Task -> Produce an exact copy of all the data below, dropping every image.

Supplied records ->

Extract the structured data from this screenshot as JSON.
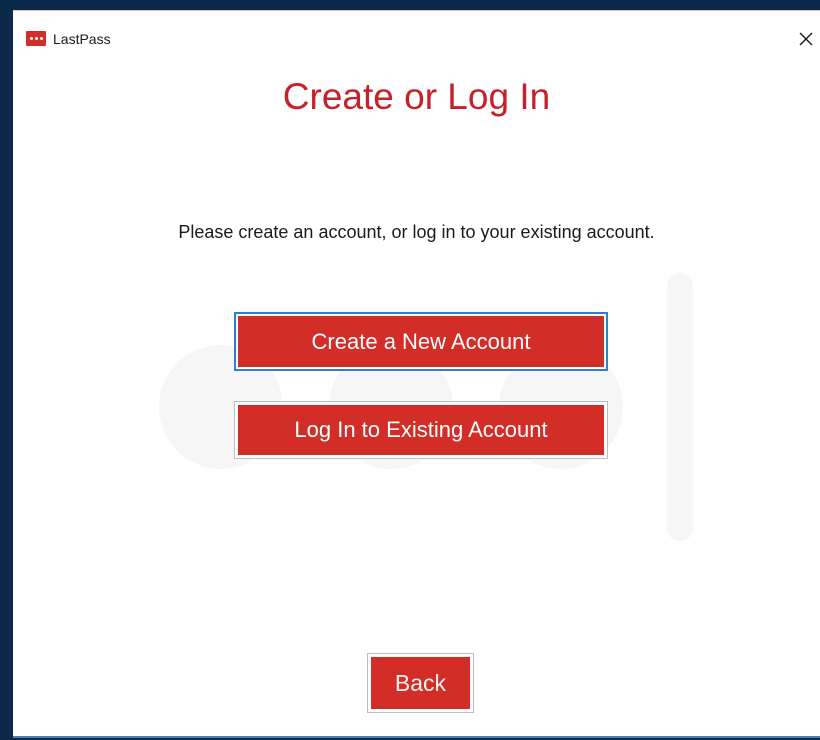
{
  "window": {
    "app_name": "LastPass",
    "app_icon": "lastpass-logo-icon",
    "close_icon": "close-icon"
  },
  "main": {
    "title": "Create or Log In",
    "subtitle": "Please create an account, or log in to your existing account.",
    "create_account_label": "Create a New Account",
    "login_label": "Log In to Existing Account",
    "back_label": "Back"
  },
  "colors": {
    "brand_red": "#d32d27",
    "title_red": "#c72029",
    "focus_blue": "#2f7fd1"
  }
}
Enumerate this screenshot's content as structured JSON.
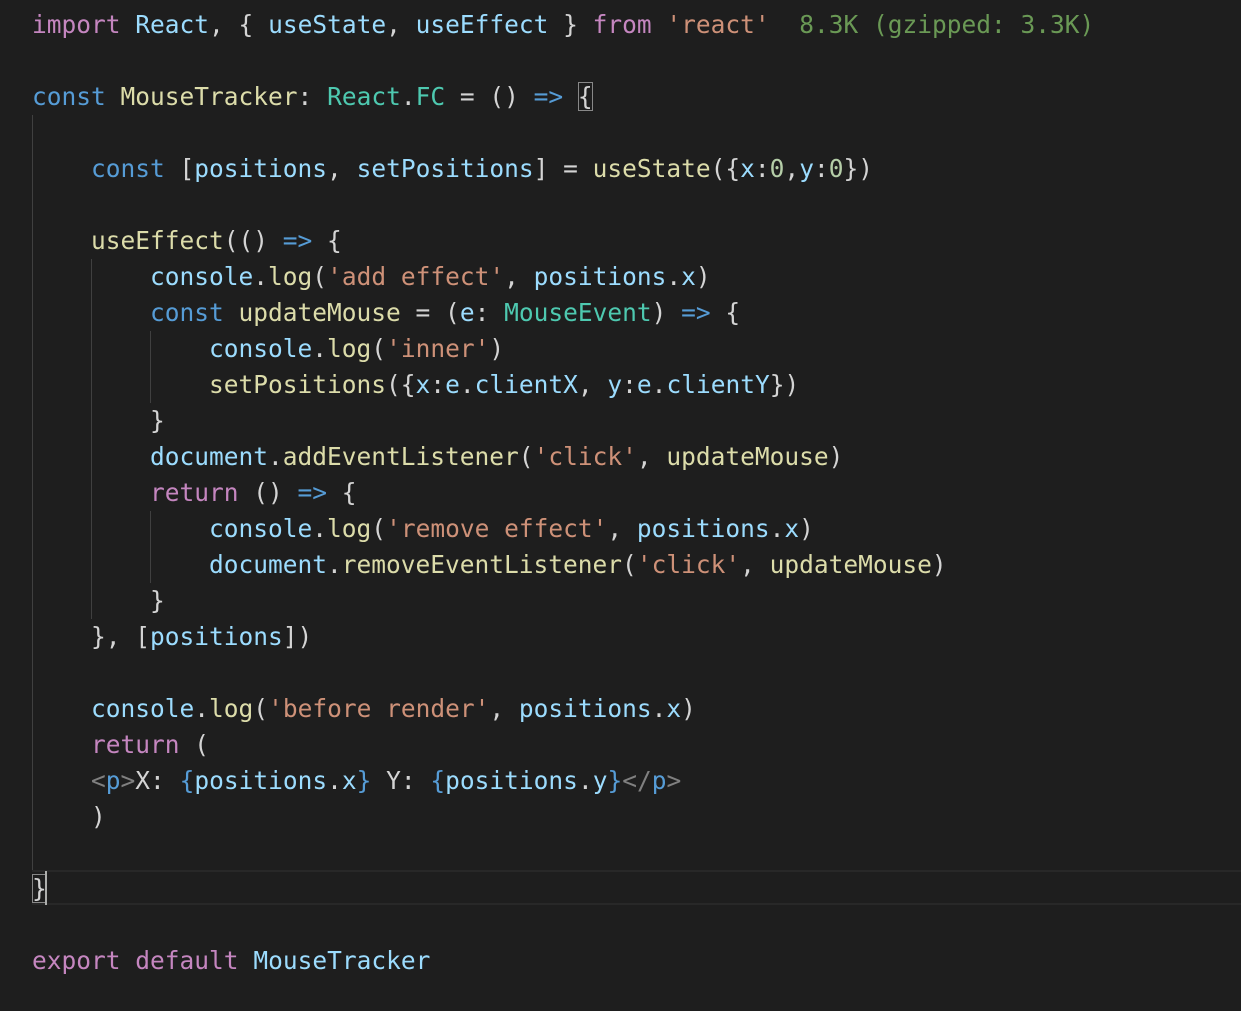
{
  "editor": {
    "language": "typescriptreact",
    "theme_colors": {
      "background": "#1e1e1e",
      "text": "#d4d4d4",
      "keyword": "#569cd6",
      "control": "#c586c0",
      "variable": "#9cdcfe",
      "function": "#dcdcaa",
      "type": "#4ec9b0",
      "string": "#ce9178",
      "number": "#b5cea8",
      "import_cost": "#6a9955"
    }
  },
  "import_cost": {
    "label": "8.3K (gzipped: 3.3K)"
  },
  "code": {
    "l1": {
      "import": "import",
      "react": "React",
      "p1": ", { ",
      "useState": "useState",
      "p2": ", ",
      "useEffect": "useEffect",
      "p3": " } ",
      "from": "from",
      "src": "'react'"
    },
    "l3": {
      "const": "const",
      "name": "MouseTracker",
      "colon": ": ",
      "react": "React",
      "dot": ".",
      "fc": "FC",
      "eq": " = () ",
      "arrow": "=>",
      "sp": " ",
      "brace": "{"
    },
    "l5": {
      "const": "const",
      "open": " [",
      "positions": "positions",
      "comma": ", ",
      "setPositions": "setPositions",
      "eq": "] = ",
      "useState": "useState",
      "p1": "({",
      "x": "x",
      "c1": ":",
      "zero1": "0",
      "c2": ",",
      "y": "y",
      "c3": ":",
      "zero2": "0",
      "close": "})"
    },
    "l7": {
      "useEffect": "useEffect",
      "p1": "(() ",
      "arrow": "=>",
      "p2": " {"
    },
    "l8": {
      "console": "console",
      "dot": ".",
      "log": "log",
      "p1": "(",
      "str": "'add effect'",
      "p2": ", ",
      "positions": "positions",
      "dot2": ".",
      "x": "x",
      "p3": ")"
    },
    "l9": {
      "const": "const",
      "sp": " ",
      "name": "updateMouse",
      "p1": " = (",
      "e": "e",
      "colon": ": ",
      "type": "MouseEvent",
      "p2": ") ",
      "arrow": "=>",
      "p3": " {"
    },
    "l10": {
      "console": "console",
      "dot": ".",
      "log": "log",
      "p1": "(",
      "str": "'inner'",
      "p2": ")"
    },
    "l11": {
      "fn": "setPositions",
      "p1": "({",
      "x": "x",
      "c1": ":",
      "e1": "e",
      "d1": ".",
      "clientX": "clientX",
      "p2": ", ",
      "y": "y",
      "c2": ":",
      "e2": "e",
      "d2": ".",
      "clientY": "clientY",
      "p3": "})"
    },
    "l12": {
      "brace": "}"
    },
    "l13": {
      "document": "document",
      "dot": ".",
      "fn": "addEventListener",
      "p1": "(",
      "str": "'click'",
      "p2": ", ",
      "arg": "updateMouse",
      "p3": ")"
    },
    "l14": {
      "return": "return",
      "p1": " () ",
      "arrow": "=>",
      "p2": " {"
    },
    "l15": {
      "console": "console",
      "dot": ".",
      "log": "log",
      "p1": "(",
      "str": "'remove effect'",
      "p2": ", ",
      "positions": "positions",
      "dot2": ".",
      "x": "x",
      "p3": ")"
    },
    "l16": {
      "document": "document",
      "dot": ".",
      "fn": "removeEventListener",
      "p1": "(",
      "str": "'click'",
      "p2": ", ",
      "arg": "updateMouse",
      "p3": ")"
    },
    "l17": {
      "brace": "}"
    },
    "l18": {
      "p1": "}, [",
      "positions": "positions",
      "p2": "])"
    },
    "l20": {
      "console": "console",
      "dot": ".",
      "log": "log",
      "p1": "(",
      "str": "'before render'",
      "p2": ", ",
      "positions": "positions",
      "dot2": ".",
      "x": "x",
      "p3": ")"
    },
    "l21": {
      "return": "return",
      "p1": " ("
    },
    "l22": {
      "lt1": "<",
      "tag1": "p",
      "gt1": ">",
      "text1": "X: ",
      "ob1": "{",
      "positions1": "positions",
      "d1": ".",
      "x": "x",
      "cb1": "}",
      "text2": " Y: ",
      "ob2": "{",
      "positions2": "positions",
      "d2": ".",
      "y": "y",
      "cb2": "}",
      "lt2": "</",
      "tag2": "p",
      "gt2": ">"
    },
    "l23": {
      "paren": ")"
    },
    "l25": {
      "brace": "}"
    },
    "l27": {
      "export": "export",
      "sp1": " ",
      "default": "default",
      "sp2": " ",
      "name": "MouseTracker"
    }
  }
}
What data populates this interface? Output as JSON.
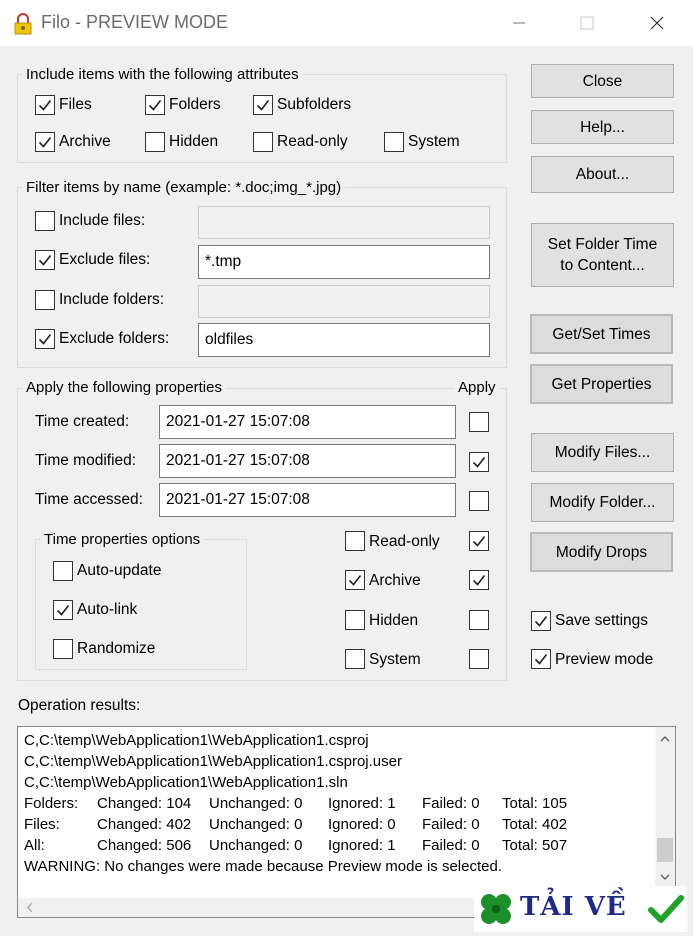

Answer to the task ->
Extract the structured data from this screenshot as JSON.
{
  "window": {
    "app_name": "LastPass",
    "app_icon": "lastpass-logo-icon",
    "close_icon": "close-icon"
  },
  "main": {
    "title": "Create or Log In",
    "subtitle": "Please create an account, or log in to your existing account.",
    "create_account_label": "Create a New Account",
    "login_label": "Log In to Existing Account",
    "back_label": "Back"
  },
  "colors": {
    "brand_red": "#d32d27",
    "title_red": "#c72029",
    "focus_blue": "#2f7fd1"
  }
}
Enumerate this screenshot's content as structured JSON.
{
  "editor": {
    "language": "typescriptreact",
    "theme_colors": {
      "background": "#1e1e1e",
      "text": "#d4d4d4",
      "keyword": "#569cd6",
      "control": "#c586c0",
      "variable": "#9cdcfe",
      "function": "#dcdcaa",
      "type": "#4ec9b0",
      "string": "#ce9178",
      "number": "#b5cea8",
      "import_cost": "#6a9955"
    }
  },
  "import_cost": {
    "label": "8.3K (gzipped: 3.3K)"
  },
  "code": {
    "l1": {
      "import": "import",
      "react": "React",
      "p1": ", { ",
      "useState": "useState",
      "p2": ", ",
      "useEffect": "useEffect",
      "p3": " } ",
      "from": "from",
      "src": "'react'"
    },
    "l3": {
      "const": "const",
      "name": "MouseTracker",
      "colon": ": ",
      "react": "React",
      "dot": ".",
      "fc": "FC",
      "eq": " = () ",
      "arrow": "=>",
      "sp": " ",
      "brace": "{"
    },
    "l5": {
      "const": "const",
      "open": " [",
      "positions": "positions",
      "comma": ", ",
      "setPositions": "setPositions",
      "eq": "] = ",
      "useState": "useState",
      "p1": "({",
      "x": "x",
      "c1": ":",
      "zero1": "0",
      "c2": ",",
      "y": "y",
      "c3": ":",
      "zero2": "0",
      "close": "})"
    },
    "l7": {
      "useEffect": "useEffect",
      "p1": "(() ",
      "arrow": "=>",
      "p2": " {"
    },
    "l8": {
      "console": "console",
      "dot": ".",
      "log": "log",
      "p1": "(",
      "str": "'add effect'",
      "p2": ", ",
      "positions": "positions",
      "dot2": ".",
      "x": "x",
      "p3": ")"
    },
    "l9": {
      "const": "const",
      "sp": " ",
      "name": "updateMouse",
      "p1": " = (",
      "e": "e",
      "colon": ": ",
      "type": "MouseEvent",
      "p2": ") ",
      "arrow": "=>",
      "p3": " {"
    },
    "l10": {
      "console": "console",
      "dot": ".",
      "log": "log",
      "p1": "(",
      "str": "'inner'",
      "p2": ")"
    },
    "l11": {
      "fn": "setPositions",
      "p1": "({",
      "x": "x",
      "c1": ":",
      "e1": "e",
      "d1": ".",
      "clientX": "clientX",
      "p2": ", ",
      "y": "y",
      "c2": ":",
      "e2": "e",
      "d2": ".",
      "clientY": "clientY",
      "p3": "})"
    },
    "l12": {
      "brace": "}"
    },
    "l13": {
      "document": "document",
      "dot": ".",
      "fn": "addEventListener",
      "p1": "(",
      "str": "'click'",
      "p2": ", ",
      "arg": "updateMouse",
      "p3": ")"
    },
    "l14": {
      "return": "return",
      "p1": " () ",
      "arrow": "=>",
      "p2": " {"
    },
    "l15": {
      "console": "console",
      "dot": ".",
      "log": "log",
      "p1": "(",
      "str": "'remove effect'",
      "p2": ", ",
      "positions": "positions",
      "dot2": ".",
      "x": "x",
      "p3": ")"
    },
    "l16": {
      "document": "document",
      "dot": ".",
      "fn": "removeEventListener",
      "p1": "(",
      "str": "'click'",
      "p2": ", ",
      "arg": "updateMouse",
      "p3": ")"
    },
    "l17": {
      "brace": "}"
    },
    "l18": {
      "p1": "}, [",
      "positions": "positions",
      "p2": "])"
    },
    "l20": {
      "console": "console",
      "dot": ".",
      "log": "log",
      "p1": "(",
      "str": "'before render'",
      "p2": ", ",
      "positions": "positions",
      "dot2": ".",
      "x": "x",
      "p3": ")"
    },
    "l21": {
      "return": "return",
      "p1": " ("
    },
    "l22": {
      "lt1": "<",
      "tag1": "p",
      "gt1": ">",
      "text1": "X: ",
      "ob1": "{",
      "positions1": "positions",
      "d1": ".",
      "x": "x",
      "cb1": "}",
      "text2": " Y: ",
      "ob2": "{",
      "positions2": "positions",
      "d2": ".",
      "y": "y",
      "cb2": "}",
      "lt2": "</",
      "tag2": "p",
      "gt2": ">"
    },
    "l23": {
      "paren": ")"
    },
    "l25": {
      "brace": "}"
    },
    "l27": {
      "export": "export",
      "sp1": " ",
      "default": "default",
      "sp2": " ",
      "name": "MouseTracker"
    }
  }
}
What data populates this interface? Output as JSON.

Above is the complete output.